* _YOUR GOAL_: Copy out every line in which the string "tonton" occurs.

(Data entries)
+ + +

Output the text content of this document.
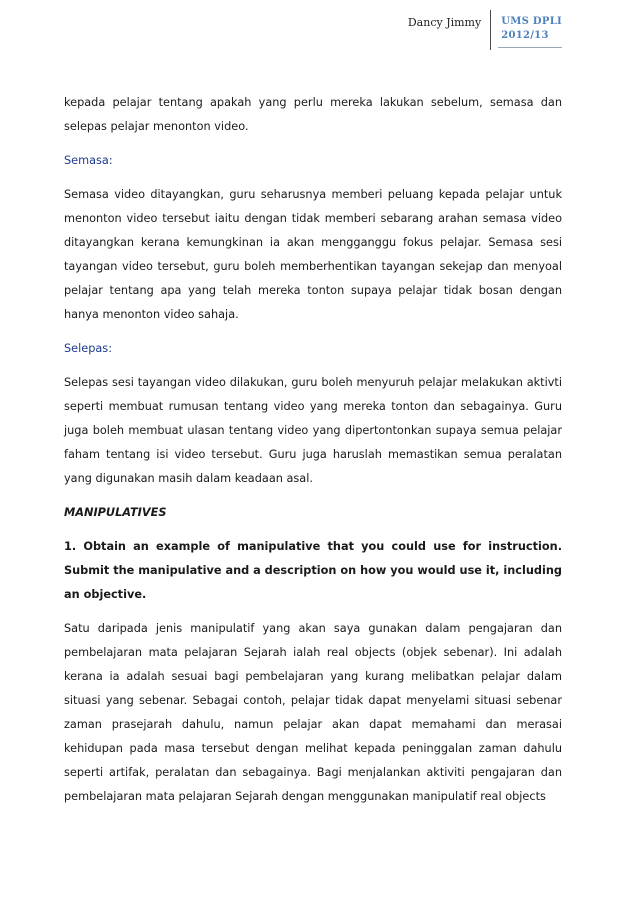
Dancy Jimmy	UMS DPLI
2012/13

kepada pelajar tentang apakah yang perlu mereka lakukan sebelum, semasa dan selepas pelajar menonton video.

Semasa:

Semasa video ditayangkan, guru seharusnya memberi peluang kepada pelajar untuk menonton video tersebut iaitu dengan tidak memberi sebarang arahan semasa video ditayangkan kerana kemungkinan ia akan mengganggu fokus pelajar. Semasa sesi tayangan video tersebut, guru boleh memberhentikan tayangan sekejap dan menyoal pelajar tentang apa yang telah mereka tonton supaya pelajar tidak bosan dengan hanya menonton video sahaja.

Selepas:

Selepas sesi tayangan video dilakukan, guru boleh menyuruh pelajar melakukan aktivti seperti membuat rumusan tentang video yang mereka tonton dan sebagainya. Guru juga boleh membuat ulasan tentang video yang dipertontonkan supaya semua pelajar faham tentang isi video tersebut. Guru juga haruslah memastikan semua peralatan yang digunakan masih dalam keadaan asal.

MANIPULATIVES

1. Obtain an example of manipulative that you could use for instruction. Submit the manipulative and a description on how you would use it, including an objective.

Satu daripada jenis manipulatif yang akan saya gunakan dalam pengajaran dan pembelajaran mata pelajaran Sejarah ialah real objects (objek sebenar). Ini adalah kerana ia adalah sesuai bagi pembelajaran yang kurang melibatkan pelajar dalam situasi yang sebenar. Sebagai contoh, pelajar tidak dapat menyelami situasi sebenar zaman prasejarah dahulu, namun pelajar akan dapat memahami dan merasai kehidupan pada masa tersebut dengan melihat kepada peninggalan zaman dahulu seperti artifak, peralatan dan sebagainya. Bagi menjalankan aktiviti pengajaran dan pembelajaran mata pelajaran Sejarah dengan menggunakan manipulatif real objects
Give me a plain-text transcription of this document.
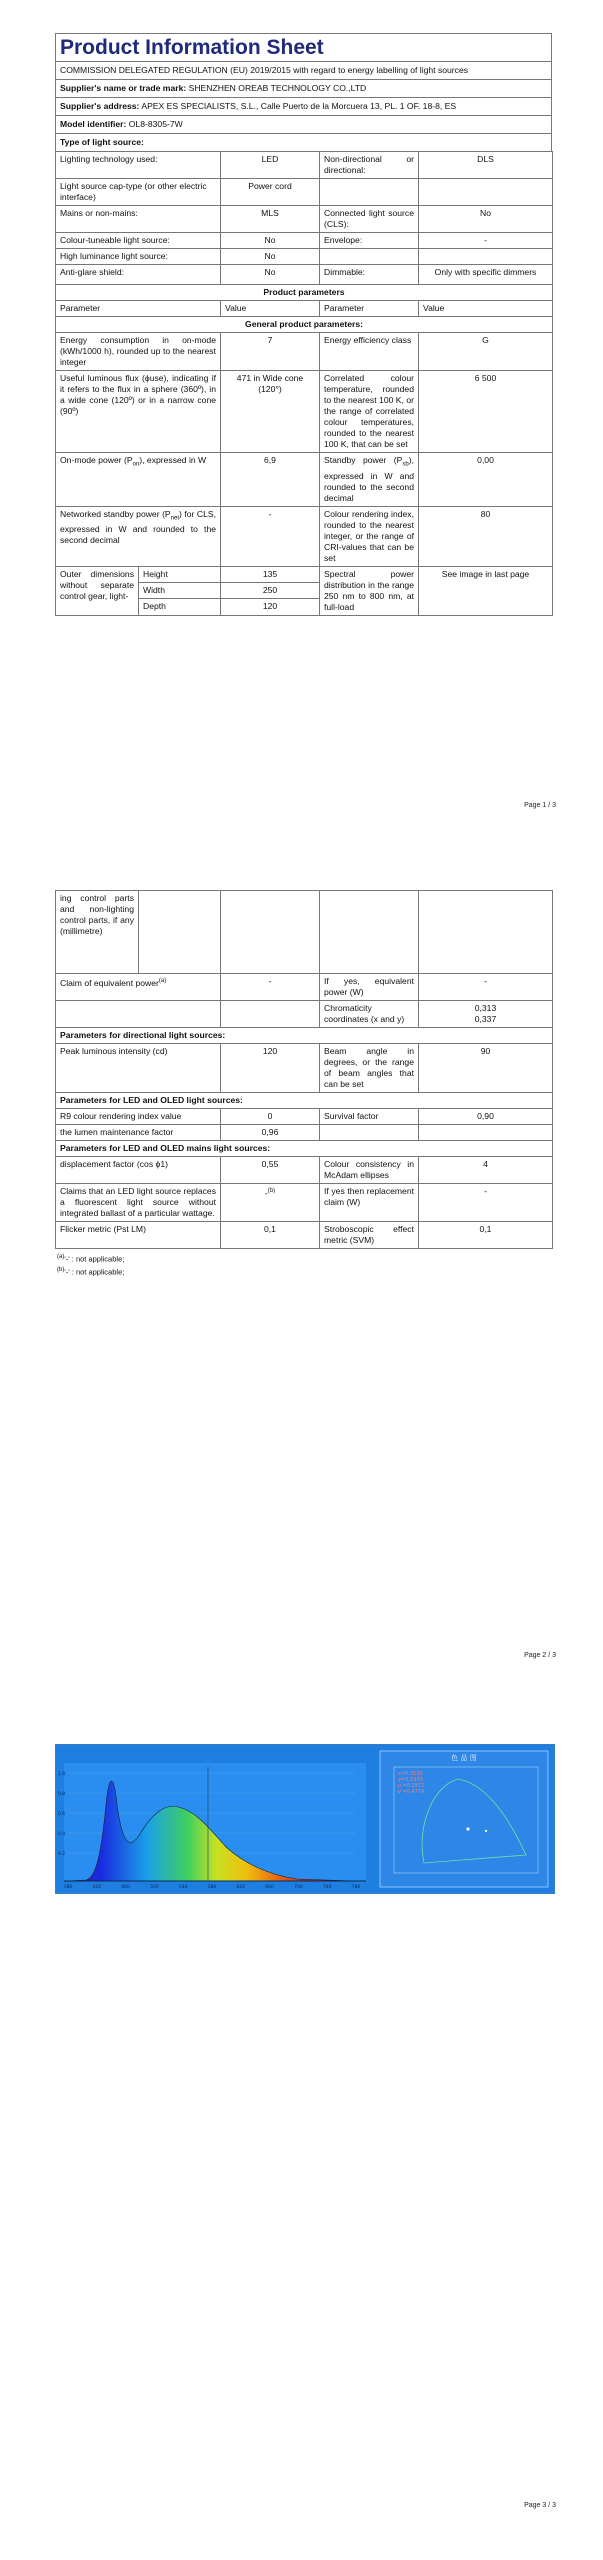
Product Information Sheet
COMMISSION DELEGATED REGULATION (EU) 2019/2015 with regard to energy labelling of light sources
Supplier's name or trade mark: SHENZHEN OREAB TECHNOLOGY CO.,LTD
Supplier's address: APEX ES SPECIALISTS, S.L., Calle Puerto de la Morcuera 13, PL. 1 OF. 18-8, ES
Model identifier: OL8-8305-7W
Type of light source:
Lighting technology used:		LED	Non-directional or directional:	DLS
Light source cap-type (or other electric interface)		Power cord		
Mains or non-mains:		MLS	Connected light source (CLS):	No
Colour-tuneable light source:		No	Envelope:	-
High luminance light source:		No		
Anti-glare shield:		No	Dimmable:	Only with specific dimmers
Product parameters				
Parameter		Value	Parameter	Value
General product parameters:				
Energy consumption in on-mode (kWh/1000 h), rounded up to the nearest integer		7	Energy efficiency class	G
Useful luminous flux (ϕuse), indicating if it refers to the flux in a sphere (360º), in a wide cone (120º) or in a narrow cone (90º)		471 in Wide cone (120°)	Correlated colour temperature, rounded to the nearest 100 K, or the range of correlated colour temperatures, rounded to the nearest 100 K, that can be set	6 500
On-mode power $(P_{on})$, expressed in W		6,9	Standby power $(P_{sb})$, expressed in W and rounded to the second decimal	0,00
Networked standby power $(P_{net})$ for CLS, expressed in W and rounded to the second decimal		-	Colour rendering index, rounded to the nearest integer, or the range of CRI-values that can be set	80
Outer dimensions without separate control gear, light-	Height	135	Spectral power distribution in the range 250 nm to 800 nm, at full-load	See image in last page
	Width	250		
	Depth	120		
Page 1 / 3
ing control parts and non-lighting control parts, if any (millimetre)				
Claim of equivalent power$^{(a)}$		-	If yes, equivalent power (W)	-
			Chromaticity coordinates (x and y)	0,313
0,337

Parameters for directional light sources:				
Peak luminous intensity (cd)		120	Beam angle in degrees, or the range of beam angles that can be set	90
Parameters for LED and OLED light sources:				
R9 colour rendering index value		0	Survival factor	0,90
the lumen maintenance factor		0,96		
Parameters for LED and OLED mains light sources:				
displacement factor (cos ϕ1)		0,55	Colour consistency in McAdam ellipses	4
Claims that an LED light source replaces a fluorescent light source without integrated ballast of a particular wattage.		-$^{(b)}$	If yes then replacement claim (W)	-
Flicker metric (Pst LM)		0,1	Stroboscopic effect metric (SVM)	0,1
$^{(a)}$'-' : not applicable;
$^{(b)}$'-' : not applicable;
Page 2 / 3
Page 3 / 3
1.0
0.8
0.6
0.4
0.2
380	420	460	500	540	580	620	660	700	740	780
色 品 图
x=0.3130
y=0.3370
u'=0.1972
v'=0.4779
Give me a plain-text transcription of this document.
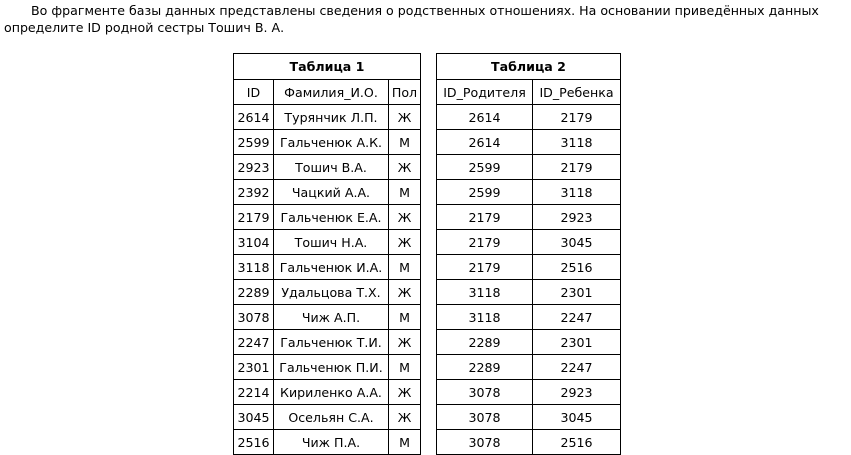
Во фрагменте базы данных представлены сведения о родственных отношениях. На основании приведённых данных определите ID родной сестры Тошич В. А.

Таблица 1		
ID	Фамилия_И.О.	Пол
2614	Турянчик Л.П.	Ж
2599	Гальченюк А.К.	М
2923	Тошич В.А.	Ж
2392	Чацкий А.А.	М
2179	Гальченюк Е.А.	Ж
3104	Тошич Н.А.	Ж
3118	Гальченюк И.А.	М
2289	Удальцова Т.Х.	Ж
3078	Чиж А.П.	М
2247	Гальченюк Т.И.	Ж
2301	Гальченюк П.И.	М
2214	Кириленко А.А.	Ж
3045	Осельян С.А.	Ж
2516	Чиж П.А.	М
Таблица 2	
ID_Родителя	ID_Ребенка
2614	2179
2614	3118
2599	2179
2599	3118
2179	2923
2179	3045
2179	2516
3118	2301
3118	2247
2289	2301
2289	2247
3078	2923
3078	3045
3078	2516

+ + +

* _WRITTEN REPLY_:
Semasa video ditayangkan, guru seharusnya memberi peluang kepada pelajar untuk menonton video tersebut iaitu dengan tidak memberi sebarang arahan semasa video ditayangkan kerana kemungkinan ia akan mengganggu fokus pelajar. Semasa sesi tayangan video tersebut, guru boleh memberhentikan tayangan sekejap dan menyoal pelajar tentang apa yang telah mereka tonton supaya pelajar tidak bosan dengan hanya menonton video sahaja.
Selepas sesi tayangan video dilakukan, guru boleh menyuruh pelajar melakukan aktivti seperti membuat rumusan tentang video yang mereka tonton dan sebagainya. Guru juga boleh membuat ulasan tentang video yang dipertontonkan supaya semua pelajar faham tentang isi video tersebut. Guru juga haruslah memastikan semua peralatan yang digunakan masih dalam keadaan asal.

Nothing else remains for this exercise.